DATA SECTION:
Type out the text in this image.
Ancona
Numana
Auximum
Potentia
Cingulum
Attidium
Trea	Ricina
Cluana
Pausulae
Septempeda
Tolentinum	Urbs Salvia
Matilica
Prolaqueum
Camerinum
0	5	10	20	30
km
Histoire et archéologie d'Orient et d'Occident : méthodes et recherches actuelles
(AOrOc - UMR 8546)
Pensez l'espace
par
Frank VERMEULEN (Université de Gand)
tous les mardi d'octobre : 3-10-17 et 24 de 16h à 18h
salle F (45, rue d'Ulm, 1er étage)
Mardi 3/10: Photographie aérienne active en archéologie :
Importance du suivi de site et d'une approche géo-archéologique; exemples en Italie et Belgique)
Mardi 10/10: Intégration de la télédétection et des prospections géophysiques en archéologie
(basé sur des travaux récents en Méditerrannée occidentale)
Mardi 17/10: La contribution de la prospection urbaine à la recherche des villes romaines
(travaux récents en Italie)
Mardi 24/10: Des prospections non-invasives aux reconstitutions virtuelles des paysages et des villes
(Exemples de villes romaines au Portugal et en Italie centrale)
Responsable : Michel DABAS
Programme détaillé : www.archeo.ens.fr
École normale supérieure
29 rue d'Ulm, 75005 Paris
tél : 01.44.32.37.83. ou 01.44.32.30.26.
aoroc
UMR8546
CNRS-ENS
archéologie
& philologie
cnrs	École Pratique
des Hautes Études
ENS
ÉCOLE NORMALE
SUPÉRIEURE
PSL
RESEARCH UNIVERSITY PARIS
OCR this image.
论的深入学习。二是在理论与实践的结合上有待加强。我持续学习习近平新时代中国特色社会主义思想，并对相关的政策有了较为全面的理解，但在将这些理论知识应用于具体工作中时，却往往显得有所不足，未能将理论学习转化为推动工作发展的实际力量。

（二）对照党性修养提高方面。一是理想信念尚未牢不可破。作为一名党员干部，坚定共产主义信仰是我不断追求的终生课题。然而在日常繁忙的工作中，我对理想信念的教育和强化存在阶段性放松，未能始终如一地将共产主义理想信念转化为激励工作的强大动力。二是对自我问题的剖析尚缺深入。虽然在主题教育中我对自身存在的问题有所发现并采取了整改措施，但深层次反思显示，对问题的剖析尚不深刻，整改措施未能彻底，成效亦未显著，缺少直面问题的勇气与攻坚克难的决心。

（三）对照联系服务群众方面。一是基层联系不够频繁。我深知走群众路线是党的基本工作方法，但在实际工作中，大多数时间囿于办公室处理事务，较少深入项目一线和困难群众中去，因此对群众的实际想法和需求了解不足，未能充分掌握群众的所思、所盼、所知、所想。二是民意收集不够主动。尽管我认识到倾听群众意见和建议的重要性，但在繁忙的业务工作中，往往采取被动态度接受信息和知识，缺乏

TASK OBJECTIVE:
Each entry must be reproduced verbatim.

EXERCISE SOLUTION:
Type out the text in this image.
Ancona
Numana
Auximum
Potentia
Cingulum
Attidium
Trea	Ricina
Cluana
Pausulae
Septempeda
Tolentinum	Urbs Salvia
Matilica
Prolaqueum
Camerinum
0	5	10	20	30
km
Histoire et archéologie d'Orient et d'Occident : méthodes et recherches actuelles
(AOrOc - UMR 8546)
Pensez l'espace
par
Frank VERMEULEN (Université de Gand)
tous les mardi d'octobre : 3-10-17 et 24 de 16h à 18h
salle F (45, rue d'Ulm, 1er étage)
Mardi 3/10: Photographie aérienne active en archéologie :
Importance du suivi de site et d'une approche géo-archéologique; exemples en Italie et Belgique)
Mardi 10/10: Intégration de la télédétection et des prospections géophysiques en archéologie
(basé sur des travaux récents en Méditerrannée occidentale)
Mardi 17/10: La contribution de la prospection urbaine à la recherche des villes romaines
(travaux récents en Italie)
Mardi 24/10: Des prospections non-invasives aux reconstitutions virtuelles des paysages et des villes
(Exemples de villes romaines au Portugal et en Italie centrale)
Responsable : Michel DABAS
Programme détaillé : www.archeo.ens.fr
École normale supérieure
29 rue d'Ulm, 75005 Paris
tél : 01.44.32.37.83. ou 01.44.32.30.26.
aoroc
UMR8546
CNRS-ENS
archéologie
& philologie
cnrs	École Pratique
des Hautes Études
ENS
ÉCOLE NORMALE
SUPÉRIEURE
PSL
RESEARCH UNIVERSITY PARIS
OCR this image.
论的深入学习。二是在理论与实践的结合上有待加强。我持续学习习近平新时代中国特色社会主义思想，并对相关的政策有了较为全面的理解，但在将这些理论知识应用于具体工作中时，却往往显得有所不足，未能将理论学习转化为推动工作发展的实际力量。

（二）对照党性修养提高方面。一是理想信念尚未牢不可破。作为一名党员干部，坚定共产主义信仰是我不断追求的终生课题。然而在日常繁忙的工作中，我对理想信念的教育和强化存在阶段性放松，未能始终如一地将共产主义理想信念转化为激励工作的强大动力。二是对自我问题的剖析尚缺深入。虽然在主题教育中我对自身存在的问题有所发现并采取了整改措施，但深层次反思显示，对问题的剖析尚不深刻，整改措施未能彻底，成效亦未显著，缺少直面问题的勇气与攻坚克难的决心。

（三）对照联系服务群众方面。一是基层联系不够频繁。我深知走群众路线是党的基本工作方法，但在实际工作中，大多数时间囿于办公室处理事务，较少深入项目一线和困难群众中去，因此对群众的实际想法和需求了解不足，未能充分掌握群众的所思、所盼、所知、所想。二是民意收集不够主动。尽管我认识到倾听群众意见和建议的重要性，但在繁忙的业务工作中，往往采取被动态度接受信息和知识，缺乏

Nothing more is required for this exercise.